*TASKS TO COMPLETE*
a: Answer these from the passage on the fuel economy rollback, one line each:
(i) What average fuel economy are the two agencies proposing to allow for cars?
(ii) What position does Mary Nichols hold?
(iii) How many lives per year has Heidi King claimed the proposal will save?
b: Please extend the passage on the fuel economy rollback hearing with the next part, starting right after its final sentence.

The two agencies are proposing to let cars travel an average of 37 mpg and consequently spew more planet-warming pollution from their tailpipes.

Two political appointees who have been deeply involved in the rollback – EPA air chief Bill Wehrum and NHTSA Deputy Administrator Heidi King — will speak on one panel at the hearing.

California Air Resources Board Chairwoman Mary Nichols, an outspoken critic of the proposal, will speak on another panel.

King has been a leading proponent of the Trump administration’s argument that the rollback will increase safety on the nation’s roads.

She has claimed that the proposal will save 12,700 lives annually by encouraging people to ditch their older, less safe cars and purchase newer models. But Nichols and others have accused the administration of manipulating its analysis to arrive at this conclusion.

*INFORMATION GIVEN*
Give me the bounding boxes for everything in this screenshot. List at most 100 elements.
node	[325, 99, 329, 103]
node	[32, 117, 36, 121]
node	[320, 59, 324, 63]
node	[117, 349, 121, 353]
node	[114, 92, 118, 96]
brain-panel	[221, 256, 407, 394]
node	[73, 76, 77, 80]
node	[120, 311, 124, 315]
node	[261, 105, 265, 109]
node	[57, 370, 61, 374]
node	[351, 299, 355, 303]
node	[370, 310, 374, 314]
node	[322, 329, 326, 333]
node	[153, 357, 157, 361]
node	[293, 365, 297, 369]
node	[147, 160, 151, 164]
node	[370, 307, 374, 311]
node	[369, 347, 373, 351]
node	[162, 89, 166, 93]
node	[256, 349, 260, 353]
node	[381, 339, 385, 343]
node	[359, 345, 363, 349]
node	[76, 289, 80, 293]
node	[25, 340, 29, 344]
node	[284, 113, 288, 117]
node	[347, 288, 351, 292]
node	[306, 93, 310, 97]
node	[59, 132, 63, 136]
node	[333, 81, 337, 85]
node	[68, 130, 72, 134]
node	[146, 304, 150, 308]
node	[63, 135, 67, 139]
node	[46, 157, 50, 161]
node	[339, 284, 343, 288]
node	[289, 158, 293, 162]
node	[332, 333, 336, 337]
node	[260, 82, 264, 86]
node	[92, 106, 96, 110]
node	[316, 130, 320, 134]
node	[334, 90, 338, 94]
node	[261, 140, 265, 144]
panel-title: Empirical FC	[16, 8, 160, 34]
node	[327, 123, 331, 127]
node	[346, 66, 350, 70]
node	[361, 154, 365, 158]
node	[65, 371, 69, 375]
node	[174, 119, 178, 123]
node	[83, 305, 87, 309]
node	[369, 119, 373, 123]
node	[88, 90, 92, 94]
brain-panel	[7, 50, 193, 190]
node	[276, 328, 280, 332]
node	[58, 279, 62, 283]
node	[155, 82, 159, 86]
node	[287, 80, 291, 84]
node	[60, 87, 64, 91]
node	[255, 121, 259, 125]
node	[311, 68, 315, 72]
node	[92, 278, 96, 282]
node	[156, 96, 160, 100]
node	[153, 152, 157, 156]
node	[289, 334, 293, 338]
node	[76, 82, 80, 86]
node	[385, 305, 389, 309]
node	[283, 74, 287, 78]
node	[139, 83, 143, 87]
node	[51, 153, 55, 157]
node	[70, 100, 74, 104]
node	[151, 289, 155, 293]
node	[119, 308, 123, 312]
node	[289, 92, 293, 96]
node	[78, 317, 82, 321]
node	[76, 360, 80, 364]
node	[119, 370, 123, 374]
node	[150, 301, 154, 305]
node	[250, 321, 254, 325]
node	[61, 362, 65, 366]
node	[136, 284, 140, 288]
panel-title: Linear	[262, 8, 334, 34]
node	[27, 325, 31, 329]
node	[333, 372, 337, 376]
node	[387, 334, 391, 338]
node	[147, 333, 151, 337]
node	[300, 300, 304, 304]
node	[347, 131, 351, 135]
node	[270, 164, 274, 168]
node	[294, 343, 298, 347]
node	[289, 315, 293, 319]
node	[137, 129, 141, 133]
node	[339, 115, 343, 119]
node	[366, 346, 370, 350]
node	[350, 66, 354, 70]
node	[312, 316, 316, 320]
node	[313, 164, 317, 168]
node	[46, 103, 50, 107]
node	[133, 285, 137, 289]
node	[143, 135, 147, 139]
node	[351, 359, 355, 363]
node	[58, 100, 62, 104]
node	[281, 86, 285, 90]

*ANSWERS PROVIDED*
a:
(i) 37 mpg
(ii) Chairwoman of the California Air Resources Board
(iii) 12,700

b:
"The analysis underlying your proposal simply makes no sense," Nichols testified at a hearing in Fresno, Calif., last year, adding, "[These] claims are not only absurd on their face; they are not supportable by fact."

Wehrum, for his part, has sought to thread the needle. On a conference call with reporters last year, he acknowledged that the rollback would lead to "incrementally less protection of health and the environment."

But, he added, "we at EPA can’t put blinders on and seek emissions reductions at the exclusion of all the other considerations. In fact, the law requires us to look at all the other relevant factors. … We consider highway safety, just as NHTSA does. And what we want to do is occupy a sweet spot here" (E&E News PM, Aug. 3, 2018).

Environmentalists will be closely watching the proceedings. Dan Becker, executive director of the Safe Climate Campaign, has advocated for strong tailpipe standards for decades and urged lawmakers to ask tough questions of Wehrum and King.

"The arguments behind the rollback are bogus, fabricated, false," Becker said. "So hopefully, the members of Congress will ask questions that bring these things to light and help the American people understand what the Trump administration is trying to do to their children’s health, to the economy, to the planet."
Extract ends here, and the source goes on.